(Set exercise) Gather every line from the entries below that includes "Изменение".

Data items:
▬▬▬▬▬▬

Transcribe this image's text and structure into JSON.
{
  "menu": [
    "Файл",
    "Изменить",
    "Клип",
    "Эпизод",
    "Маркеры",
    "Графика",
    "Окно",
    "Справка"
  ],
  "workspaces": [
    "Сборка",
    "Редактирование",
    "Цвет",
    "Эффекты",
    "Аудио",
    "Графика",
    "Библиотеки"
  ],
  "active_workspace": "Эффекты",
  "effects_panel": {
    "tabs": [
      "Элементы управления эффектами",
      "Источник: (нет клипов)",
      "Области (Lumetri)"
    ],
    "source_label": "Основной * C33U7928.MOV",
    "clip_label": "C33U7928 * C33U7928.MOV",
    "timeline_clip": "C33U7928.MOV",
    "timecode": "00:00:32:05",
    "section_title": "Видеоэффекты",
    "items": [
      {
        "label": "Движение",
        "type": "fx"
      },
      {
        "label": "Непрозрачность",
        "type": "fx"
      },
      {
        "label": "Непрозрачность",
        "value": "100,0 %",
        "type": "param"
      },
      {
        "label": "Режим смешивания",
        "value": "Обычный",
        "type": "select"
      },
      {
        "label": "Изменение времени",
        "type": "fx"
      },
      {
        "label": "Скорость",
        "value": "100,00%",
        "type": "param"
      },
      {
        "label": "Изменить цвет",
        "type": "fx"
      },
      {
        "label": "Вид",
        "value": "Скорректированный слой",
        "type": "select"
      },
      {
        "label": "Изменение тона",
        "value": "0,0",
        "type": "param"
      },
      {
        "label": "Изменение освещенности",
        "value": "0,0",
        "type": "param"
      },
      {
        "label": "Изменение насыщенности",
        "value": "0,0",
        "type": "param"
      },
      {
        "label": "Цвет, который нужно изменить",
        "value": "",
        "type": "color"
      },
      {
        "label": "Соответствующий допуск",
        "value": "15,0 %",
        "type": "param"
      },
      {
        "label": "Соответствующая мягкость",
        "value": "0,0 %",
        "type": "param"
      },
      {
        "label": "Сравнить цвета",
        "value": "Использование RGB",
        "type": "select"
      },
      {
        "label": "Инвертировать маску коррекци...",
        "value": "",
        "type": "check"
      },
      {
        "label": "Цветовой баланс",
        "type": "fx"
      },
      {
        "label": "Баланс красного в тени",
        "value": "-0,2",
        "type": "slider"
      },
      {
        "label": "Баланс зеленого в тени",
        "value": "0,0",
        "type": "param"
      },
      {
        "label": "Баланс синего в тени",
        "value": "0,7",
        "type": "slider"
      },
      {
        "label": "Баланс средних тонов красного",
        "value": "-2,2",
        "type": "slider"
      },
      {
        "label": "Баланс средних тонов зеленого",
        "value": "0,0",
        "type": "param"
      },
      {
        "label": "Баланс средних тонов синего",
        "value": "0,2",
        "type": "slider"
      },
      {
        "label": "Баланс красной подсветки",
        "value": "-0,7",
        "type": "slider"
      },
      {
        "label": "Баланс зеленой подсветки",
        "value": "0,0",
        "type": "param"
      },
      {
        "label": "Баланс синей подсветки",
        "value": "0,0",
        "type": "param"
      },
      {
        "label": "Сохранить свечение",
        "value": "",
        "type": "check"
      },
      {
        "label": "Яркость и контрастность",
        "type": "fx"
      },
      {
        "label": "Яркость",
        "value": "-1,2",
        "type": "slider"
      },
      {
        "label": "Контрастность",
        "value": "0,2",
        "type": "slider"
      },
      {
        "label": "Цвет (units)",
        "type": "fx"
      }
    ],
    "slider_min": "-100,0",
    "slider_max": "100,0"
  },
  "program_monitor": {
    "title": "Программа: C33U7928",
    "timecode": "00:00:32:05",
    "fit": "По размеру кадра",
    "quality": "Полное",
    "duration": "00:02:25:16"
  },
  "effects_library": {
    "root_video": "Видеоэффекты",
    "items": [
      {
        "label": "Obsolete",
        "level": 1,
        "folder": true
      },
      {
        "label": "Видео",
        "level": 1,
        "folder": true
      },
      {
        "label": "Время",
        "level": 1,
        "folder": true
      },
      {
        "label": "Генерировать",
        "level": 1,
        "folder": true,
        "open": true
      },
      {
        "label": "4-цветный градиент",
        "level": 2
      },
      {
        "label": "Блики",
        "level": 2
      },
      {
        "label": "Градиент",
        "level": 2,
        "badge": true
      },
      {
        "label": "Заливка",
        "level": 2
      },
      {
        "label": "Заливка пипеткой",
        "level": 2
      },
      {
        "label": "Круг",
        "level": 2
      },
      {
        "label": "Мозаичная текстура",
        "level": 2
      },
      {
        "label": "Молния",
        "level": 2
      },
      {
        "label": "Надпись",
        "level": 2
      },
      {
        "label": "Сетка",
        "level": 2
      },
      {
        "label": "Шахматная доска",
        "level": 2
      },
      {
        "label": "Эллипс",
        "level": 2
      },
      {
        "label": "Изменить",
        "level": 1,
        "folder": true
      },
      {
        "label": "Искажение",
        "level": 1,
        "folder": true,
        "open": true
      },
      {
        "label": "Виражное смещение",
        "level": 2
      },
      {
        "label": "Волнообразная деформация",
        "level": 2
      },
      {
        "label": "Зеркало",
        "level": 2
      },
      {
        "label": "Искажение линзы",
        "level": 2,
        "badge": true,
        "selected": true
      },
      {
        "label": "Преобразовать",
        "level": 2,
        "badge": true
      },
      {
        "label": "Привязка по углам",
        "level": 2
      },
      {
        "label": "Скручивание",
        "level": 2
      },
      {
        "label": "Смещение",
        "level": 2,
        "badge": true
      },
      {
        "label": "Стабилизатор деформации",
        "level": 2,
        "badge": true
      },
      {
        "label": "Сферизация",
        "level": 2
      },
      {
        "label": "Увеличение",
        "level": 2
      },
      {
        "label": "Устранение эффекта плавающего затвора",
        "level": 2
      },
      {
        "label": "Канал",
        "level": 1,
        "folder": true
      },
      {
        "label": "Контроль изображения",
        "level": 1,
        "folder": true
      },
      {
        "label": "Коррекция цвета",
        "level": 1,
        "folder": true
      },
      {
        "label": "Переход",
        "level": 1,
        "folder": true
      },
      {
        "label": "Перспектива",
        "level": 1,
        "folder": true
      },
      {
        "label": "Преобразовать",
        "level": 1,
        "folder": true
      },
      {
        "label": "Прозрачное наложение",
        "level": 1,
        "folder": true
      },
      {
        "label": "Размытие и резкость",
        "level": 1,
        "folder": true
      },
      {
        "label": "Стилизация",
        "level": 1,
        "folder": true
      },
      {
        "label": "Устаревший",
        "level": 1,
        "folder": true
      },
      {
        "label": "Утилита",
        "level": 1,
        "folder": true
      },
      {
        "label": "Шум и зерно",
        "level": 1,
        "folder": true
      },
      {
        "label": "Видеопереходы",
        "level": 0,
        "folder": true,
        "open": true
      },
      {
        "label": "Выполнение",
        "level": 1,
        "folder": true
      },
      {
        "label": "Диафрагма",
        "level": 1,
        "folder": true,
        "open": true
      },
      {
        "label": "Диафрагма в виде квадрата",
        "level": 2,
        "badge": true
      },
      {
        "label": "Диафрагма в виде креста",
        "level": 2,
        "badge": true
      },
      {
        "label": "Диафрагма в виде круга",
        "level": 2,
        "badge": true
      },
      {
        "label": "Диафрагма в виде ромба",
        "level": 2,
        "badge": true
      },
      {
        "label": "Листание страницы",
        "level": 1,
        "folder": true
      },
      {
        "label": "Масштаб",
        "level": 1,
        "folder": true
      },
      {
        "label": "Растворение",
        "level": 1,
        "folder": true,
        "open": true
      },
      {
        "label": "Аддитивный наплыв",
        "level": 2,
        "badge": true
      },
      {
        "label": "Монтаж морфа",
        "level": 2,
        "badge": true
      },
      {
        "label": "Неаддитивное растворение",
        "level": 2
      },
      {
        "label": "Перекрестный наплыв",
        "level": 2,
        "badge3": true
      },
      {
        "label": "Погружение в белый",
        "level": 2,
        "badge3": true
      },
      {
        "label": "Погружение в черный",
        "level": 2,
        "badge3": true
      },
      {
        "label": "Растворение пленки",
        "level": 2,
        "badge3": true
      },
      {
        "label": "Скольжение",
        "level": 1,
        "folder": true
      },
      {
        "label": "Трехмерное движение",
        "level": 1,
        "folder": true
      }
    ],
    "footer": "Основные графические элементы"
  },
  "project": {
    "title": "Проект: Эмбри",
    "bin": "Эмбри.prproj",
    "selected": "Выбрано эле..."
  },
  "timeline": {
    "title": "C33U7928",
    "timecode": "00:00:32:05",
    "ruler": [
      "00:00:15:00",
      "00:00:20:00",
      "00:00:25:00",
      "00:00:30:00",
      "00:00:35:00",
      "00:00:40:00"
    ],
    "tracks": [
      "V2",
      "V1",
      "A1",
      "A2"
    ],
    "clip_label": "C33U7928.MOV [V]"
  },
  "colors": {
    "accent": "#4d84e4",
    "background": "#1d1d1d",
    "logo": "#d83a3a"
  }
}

▬▬▬▬▬▬

(Exercise response)
        "label": "Изменение времени",
        "label": "Изменение тона",
        "label": "Изменение освещенности",
        "label": "Изменение насыщенности",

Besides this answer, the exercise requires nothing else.